>> BEGIN

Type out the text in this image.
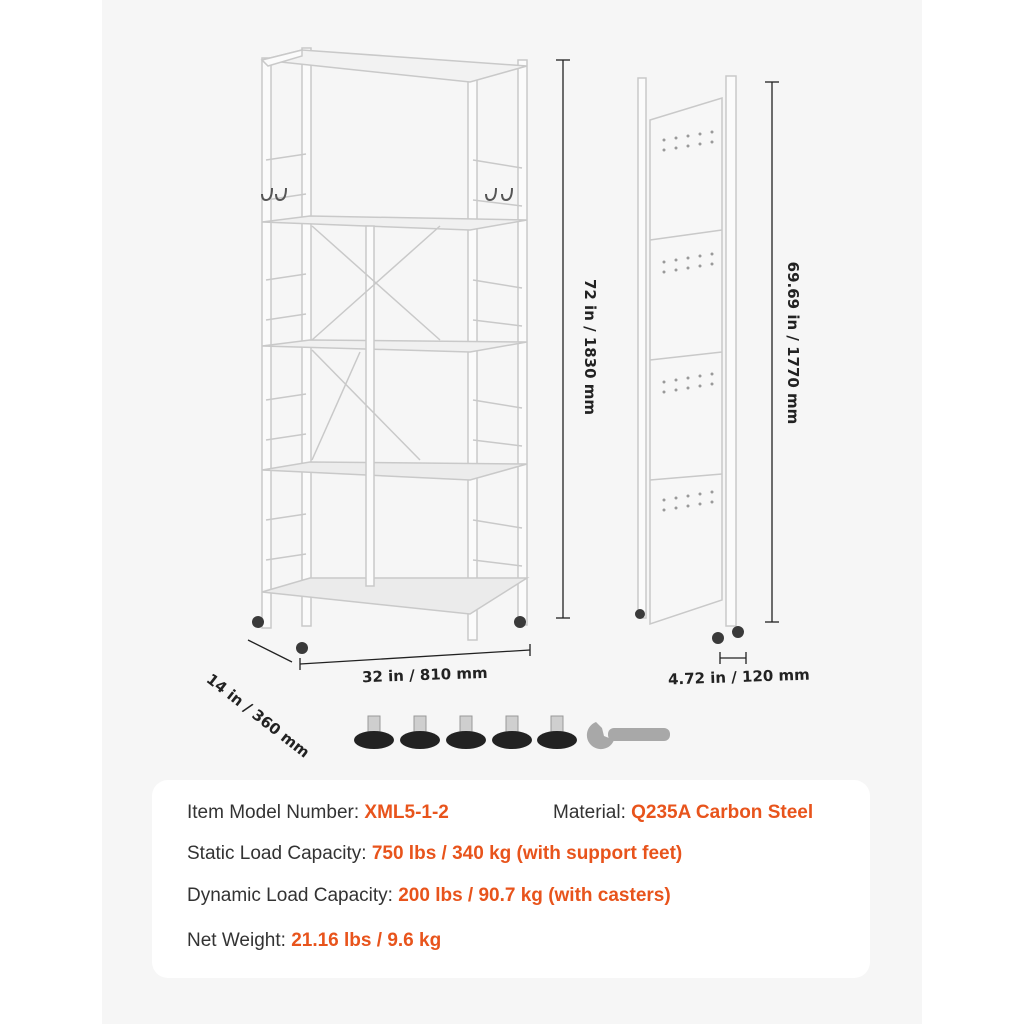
72 in / 1830 mm
32 in / 810 mm
14 in / 360 mm
69.69 in / 1770 mm
4.72 in / 120 mm
Item Model Number: XML5-1-2	Material: Q235A Carbon Steel
Static Load Capacity: 750 lbs / 340 kg (with support feet)
Dynamic Load Capacity: 200 lbs / 90.7 kg (with casters)
Net Weight: 21.16 lbs / 9.6 kg
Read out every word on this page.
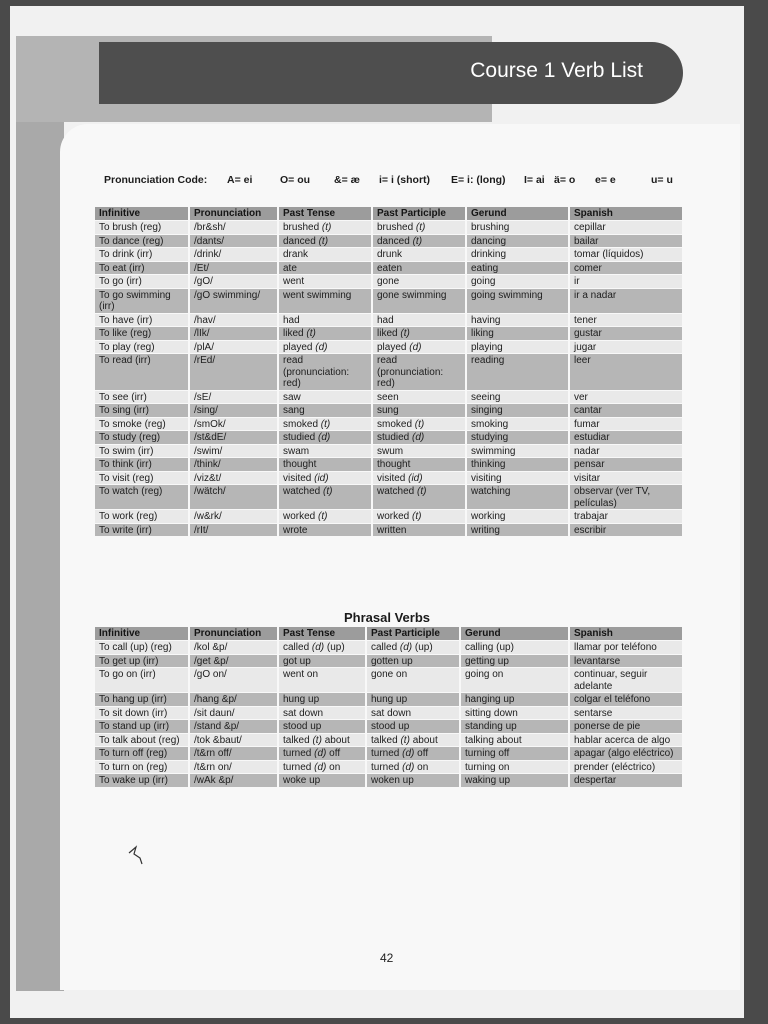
Course 1 Verb List
Pronunciation Code: A= ei	O= ou &= æ i= i (short) E= i: (long) I= ai ä= o e= e	u= u
Infinitive	Pronunciation	Past Tense	Past Participle	Gerund	Spanish
To brush (reg)	/br&sh/	brushed (t)	brushed (t)	brushing	cepillar
To dance (reg)	/dants/	danced (t)	danced (t)	dancing	bailar
To drink (irr)	/drink/	drank	drunk	drinking	tomar (líquidos)
To eat (irr)	/Et/	ate	eaten	eating	comer
To go (irr)	/gO/	went	gone	going	ir
To go swimming (irr)	/gO swimming/	went swimming	gone swimming	going swimming	ir a nadar
To have (irr)	/hav/	had	had	having	tener
To like (reg)	/lIk/	liked (t)	liked (t)	liking	gustar
To play (reg)	/plA/	played (d)	played (d)	playing	jugar
To read (irr)	/rEd/	read (pronunciation: red)	read (pronunciation: red)	reading	leer
To see (irr)	/sE/	saw	seen	seeing	ver
To sing (irr)	/sing/	sang	sung	singing	cantar
To smoke (reg)	/smOk/	smoked (t)	smoked (t)	smoking	fumar
To study (reg)	/st&dE/	studied (d)	studied (d)	studying	estudiar
To swim (irr)	/swim/	swam	swum	swimming	nadar
To think (irr)	/think/	thought	thought	thinking	pensar
To visit (reg)	/viz&t/	visited (id)	visited (id)	visiting	visitar
To watch (reg)	/wätch/	watched (t)	watched (t)	watching	observar (ver TV, películas)
To work (reg)	/w&rk/	worked (t)	worked (t)	working	trabajar
To write (irr)	/rIt/	wrote	written	writing	escribir
Phrasal Verbs
Infinitive	Pronunciation	Past Tense	Past Participle	Gerund	Spanish
To call (up) (reg)	/kol &p/	called (d) (up)	called (d) (up)	calling (up)	llamar por teléfono
To get up (irr)	/get &p/	got up	gotten up	getting up	levantarse
To go on (irr)	/gO on/	went on	gone on	going on	continuar, seguir adelante
To hang up (irr)	/hang &p/	hung up	hung up	hanging up	colgar el teléfono
To sit down (irr)	/sit daun/	sat down	sat down	sitting down	sentarse
To stand up (irr)	/stand &p/	stood up	stood up	standing up	ponerse de pie
To talk about (reg)	/tok &baut/	talked (t) about	talked (t) about	talking about	hablar acerca de algo
To turn off (reg)	/t&rn off/	turned (d) off	turned (d) off	turning off	apagar (algo eléctrico)
To turn on (reg)	/t&rn on/	turned (d) on	turned (d) on	turning on	prender (eléctrico)
To wake up (irr)	/wAk &p/	woke up	woken up	waking up	despertar
42
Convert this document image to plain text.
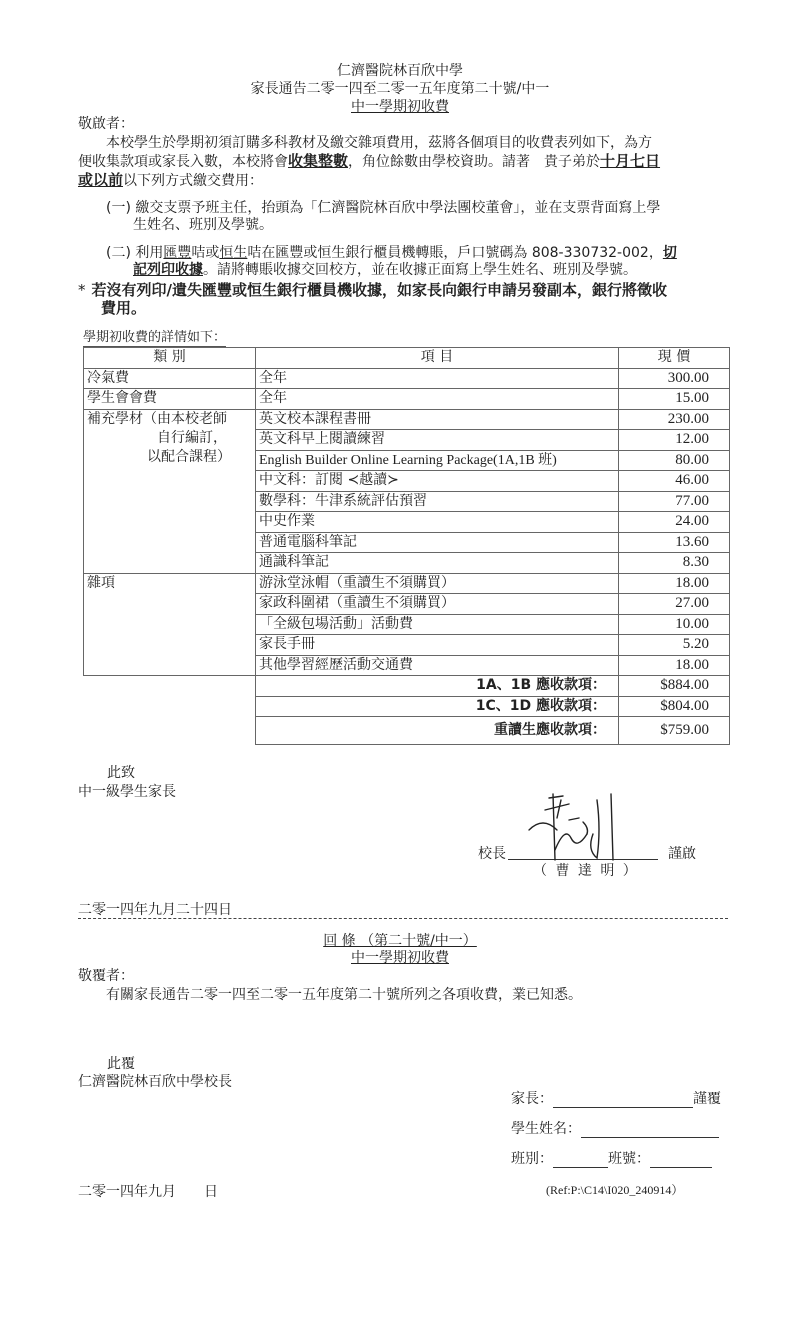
仁濟醫院林百欣中學
家長通告二零一四至二零一五年度第二十號/中一
中一學期初收費
敬啟者：
本校學生於學期初須訂購多科教材及繳交雜項費用，茲將各個項目的收費表列如下，為方
便收集款項或家長入數，本校將會收集整數，角位餘數由學校資助。請著　貴子弟於十月七日
或以前以下列方式繳交費用：
(一) 繳交支票予班主任，抬頭為「仁濟醫院林百欣中學法團校董會」，並在支票背面寫上學
生姓名、班別及學號。
(二) 利用匯豐咭或恒生咭在匯豐或恒生銀行櫃員機轉賬，戶口號碼為 808-330732-002，切
記列印收據。請將轉賬收據交回校方，並在收據正面寫上學生姓名、班別及學號。
* 若沒有列印/遺失匯豐或恒生銀行櫃員機收據，如家長向銀行申請另發副本，銀行將徵收
費用。
學期初收費的詳情如下：
類 別	項 目	現 價
冷氣費	全年	300.00
學生會會費	全年	15.00

補充學材（由本校老師
自行編訂，
以配合課程）	英文校本課程書冊	230.00
	英文科早上閱讀練習	12.00
	English Builder Online Learning Package(1A,1B 班)	80.00
	中文科：訂閱 ≺越讀≻	46.00
	數學科：牛津系統評估預習	77.00
	中史作業	24.00
	普通電腦科筆記	13.60
	通識科筆記	8.30
雜項	游泳堂泳帽（重讀生不須購買）	18.00
	家政科圍裙（重讀生不須購買）	27.00
	「全級包場活動」活動費	10.00
	家長手冊	5.20
	其他學習經歷活動交通費	18.00
	1A、1B 應收款項：	$884.00
	1C、1D 應收款項：	$804.00
	重讀生應收款項：	$759.00
此致
中一級學生家長
校長	謹啟
（ 曹 達 明 ）
二零一四年九月二十四日
回 條 （第二十號/中一）
中一學期初收費
敬覆者：
有關家長通告二零一四至二零一五年度第二十號所列之各項收費，業已知悉。
此覆
仁濟醫院林百欣中學校長
家長：	謹覆
學生姓名：
班別：	班號：
二零一四年九月　　日	(Ref:P:\C14\I020_240914）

>> END

**Work to do**
Exactly the lines from the line with "Convert this document image to plain text." through the last line of the listing, both included, should be extracted, and the pictures left behind.

**Reply to the task**
Convert this document image to plain text.
仁濟醫院林百欣中學
家長通告二零一四至二零一五年度第二十號/中一
中一學期初收費
敬啟者：
本校學生於學期初須訂購多科教材及繳交雜項費用，茲將各個項目的收費表列如下，為方
便收集款項或家長入數，本校將會收集整數，角位餘數由學校資助。請著　貴子弟於十月七日
或以前以下列方式繳交費用：
(一) 繳交支票予班主任，抬頭為「仁濟醫院林百欣中學法團校董會」，並在支票背面寫上學
生姓名、班別及學號。
(二) 利用匯豐咭或恒生咭在匯豐或恒生銀行櫃員機轉賬，戶口號碼為 808-330732-002，切
記列印收據。請將轉賬收據交回校方，並在收據正面寫上學生姓名、班別及學號。
* 若沒有列印/遺失匯豐或恒生銀行櫃員機收據，如家長向銀行申請另發副本，銀行將徵收
費用。
學期初收費的詳情如下：
類 別	項 目	現 價
冷氣費	全年	300.00
學生會會費	全年	15.00

補充學材（由本校老師
自行編訂，
以配合課程）	英文校本課程書冊	230.00
	英文科早上閱讀練習	12.00
	English Builder Online Learning Package(1A,1B 班)	80.00
	中文科：訂閱 ≺越讀≻	46.00
	數學科：牛津系統評估預習	77.00
	中史作業	24.00
	普通電腦科筆記	13.60
	通識科筆記	8.30
雜項	游泳堂泳帽（重讀生不須購買）	18.00
	家政科圍裙（重讀生不須購買）	27.00
	「全級包場活動」活動費	10.00
	家長手冊	5.20
	其他學習經歷活動交通費	18.00
	1A、1B 應收款項：	$884.00
	1C、1D 應收款項：	$804.00
	重讀生應收款項：	$759.00
此致
中一級學生家長
校長	謹啟
（ 曹 達 明 ）
二零一四年九月二十四日
回 條 （第二十號/中一）
中一學期初收費
敬覆者：
有關家長通告二零一四至二零一五年度第二十號所列之各項收費，業已知悉。
此覆
仁濟醫院林百欣中學校長
家長：	謹覆
學生姓名：
班別：	班號：
二零一四年九月　　日	(Ref:P:\C14\I020_240914）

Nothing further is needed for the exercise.